--- begin Given information ---

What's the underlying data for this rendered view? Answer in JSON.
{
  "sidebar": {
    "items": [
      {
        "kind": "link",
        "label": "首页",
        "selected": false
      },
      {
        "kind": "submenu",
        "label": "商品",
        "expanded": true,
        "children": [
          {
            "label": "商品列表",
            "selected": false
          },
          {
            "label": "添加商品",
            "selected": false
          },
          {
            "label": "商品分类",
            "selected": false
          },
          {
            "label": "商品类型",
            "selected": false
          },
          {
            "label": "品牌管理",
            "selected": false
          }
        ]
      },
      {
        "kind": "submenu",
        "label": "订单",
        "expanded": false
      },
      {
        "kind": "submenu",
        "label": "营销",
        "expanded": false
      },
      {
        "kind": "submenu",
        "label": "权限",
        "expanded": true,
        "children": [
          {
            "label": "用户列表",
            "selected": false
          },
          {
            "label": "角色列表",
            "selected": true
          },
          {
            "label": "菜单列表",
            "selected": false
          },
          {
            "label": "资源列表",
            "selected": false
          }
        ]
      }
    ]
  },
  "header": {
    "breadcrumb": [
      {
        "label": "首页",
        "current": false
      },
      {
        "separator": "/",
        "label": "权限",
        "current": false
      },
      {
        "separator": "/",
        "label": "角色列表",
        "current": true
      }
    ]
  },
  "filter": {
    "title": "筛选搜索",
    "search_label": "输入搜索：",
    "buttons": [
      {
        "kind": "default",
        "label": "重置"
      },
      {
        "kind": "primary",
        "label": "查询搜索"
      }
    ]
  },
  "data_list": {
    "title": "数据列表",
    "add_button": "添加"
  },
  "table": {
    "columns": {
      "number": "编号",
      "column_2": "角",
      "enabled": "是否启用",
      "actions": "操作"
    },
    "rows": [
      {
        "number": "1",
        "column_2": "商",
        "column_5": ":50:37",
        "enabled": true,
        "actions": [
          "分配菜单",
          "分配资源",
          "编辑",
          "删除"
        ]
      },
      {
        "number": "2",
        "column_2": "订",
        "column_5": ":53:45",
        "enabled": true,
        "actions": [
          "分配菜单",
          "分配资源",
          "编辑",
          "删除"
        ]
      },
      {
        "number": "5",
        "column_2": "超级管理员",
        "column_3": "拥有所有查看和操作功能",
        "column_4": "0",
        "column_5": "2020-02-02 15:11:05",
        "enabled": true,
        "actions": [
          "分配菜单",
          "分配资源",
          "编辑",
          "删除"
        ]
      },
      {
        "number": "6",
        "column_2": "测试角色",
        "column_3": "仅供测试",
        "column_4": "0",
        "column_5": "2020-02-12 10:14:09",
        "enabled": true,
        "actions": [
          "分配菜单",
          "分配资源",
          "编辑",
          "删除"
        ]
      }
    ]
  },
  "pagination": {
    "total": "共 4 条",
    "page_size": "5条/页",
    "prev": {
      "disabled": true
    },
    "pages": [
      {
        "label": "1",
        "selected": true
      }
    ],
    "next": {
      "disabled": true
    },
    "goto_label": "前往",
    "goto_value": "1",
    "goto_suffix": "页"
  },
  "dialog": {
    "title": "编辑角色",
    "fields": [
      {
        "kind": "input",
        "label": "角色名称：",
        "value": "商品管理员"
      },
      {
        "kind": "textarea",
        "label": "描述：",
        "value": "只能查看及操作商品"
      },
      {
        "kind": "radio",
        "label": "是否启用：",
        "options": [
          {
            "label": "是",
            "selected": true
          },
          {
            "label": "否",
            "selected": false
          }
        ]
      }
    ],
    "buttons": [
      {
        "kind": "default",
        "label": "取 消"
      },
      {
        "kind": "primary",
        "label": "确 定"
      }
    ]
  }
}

--- end Given information ---

■ What you should do: Write the listing out again, exactly as shown above.

■ Exercise output:
What's the underlying data for this rendered view? Answer in JSON.
{
  "sidebar": {
    "items": [
      {
        "kind": "link",
        "label": "首页",
        "selected": false
      },
      {
        "kind": "submenu",
        "label": "商品",
        "expanded": true,
        "children": [
          {
            "label": "商品列表",
            "selected": false
          },
          {
            "label": "添加商品",
            "selected": false
          },
          {
            "label": "商品分类",
            "selected": false
          },
          {
            "label": "商品类型",
            "selected": false
          },
          {
            "label": "品牌管理",
            "selected": false
          }
        ]
      },
      {
        "kind": "submenu",
        "label": "订单",
        "expanded": false
      },
      {
        "kind": "submenu",
        "label": "营销",
        "expanded": false
      },
      {
        "kind": "submenu",
        "label": "权限",
        "expanded": true,
        "children": [
          {
            "label": "用户列表",
            "selected": false
          },
          {
            "label": "角色列表",
            "selected": true
          },
          {
            "label": "菜单列表",
            "selected": false
          },
          {
            "label": "资源列表",
            "selected": false
          }
        ]
      }
    ]
  },
  "header": {
    "breadcrumb": [
      {
        "label": "首页",
        "current": false
      },
      {
        "separator": "/",
        "label": "权限",
        "current": false
      },
      {
        "separator": "/",
        "label": "角色列表",
        "current": true
      }
    ]
  },
  "filter": {
    "title": "筛选搜索",
    "search_label": "输入搜索：",
    "buttons": [
      {
        "kind": "default",
        "label": "重置"
      },
      {
        "kind": "primary",
        "label": "查询搜索"
      }
    ]
  },
  "data_list": {
    "title": "数据列表",
    "add_button": "添加"
  },
  "table": {
    "columns": {
      "number": "编号",
      "column_2": "角",
      "enabled": "是否启用",
      "actions": "操作"
    },
    "rows": [
      {
        "number": "1",
        "column_2": "商",
        "column_5": ":50:37",
        "enabled": true,
        "actions": [
          "分配菜单",
          "分配资源",
          "编辑",
          "删除"
        ]
      },
      {
        "number": "2",
        "column_2": "订",
        "column_5": ":53:45",
        "enabled": true,
        "actions": [
          "分配菜单",
          "分配资源",
          "编辑",
          "删除"
        ]
      },
      {
        "number": "5",
        "column_2": "超级管理员",
        "column_3": "拥有所有查看和操作功能",
        "column_4": "0",
        "column_5": "2020-02-02 15:11:05",
        "enabled": true,
        "actions": [
          "分配菜单",
          "分配资源",
          "编辑",
          "删除"
        ]
      },
      {
        "number": "6",
        "column_2": "测试角色",
        "column_3": "仅供测试",
        "column_4": "0",
        "column_5": "2020-02-12 10:14:09",
        "enabled": true,
        "actions": [
          "分配菜单",
          "分配资源",
          "编辑",
          "删除"
        ]
      }
    ]
  },
  "pagination": {
    "total": "共 4 条",
    "page_size": "5条/页",
    "prev": {
      "disabled": true
    },
    "pages": [
      {
        "label": "1",
        "selected": true
      }
    ],
    "next": {
      "disabled": true
    },
    "goto_label": "前往",
    "goto_value": "1",
    "goto_suffix": "页"
  },
  "dialog": {
    "title": "编辑角色",
    "fields": [
      {
        "kind": "input",
        "label": "角色名称：",
        "value": "商品管理员"
      },
      {
        "kind": "textarea",
        "label": "描述：",
        "value": "只能查看及操作商品"
      },
      {
        "kind": "radio",
        "label": "是否启用：",
        "options": [
          {
            "label": "是",
            "selected": true
          },
          {
            "label": "否",
            "selected": false
          }
        ]
      }
    ],
    "buttons": [
      {
        "kind": "default",
        "label": "取 消"
      },
      {
        "kind": "primary",
        "label": "确 定"
      }
    ]
  }
}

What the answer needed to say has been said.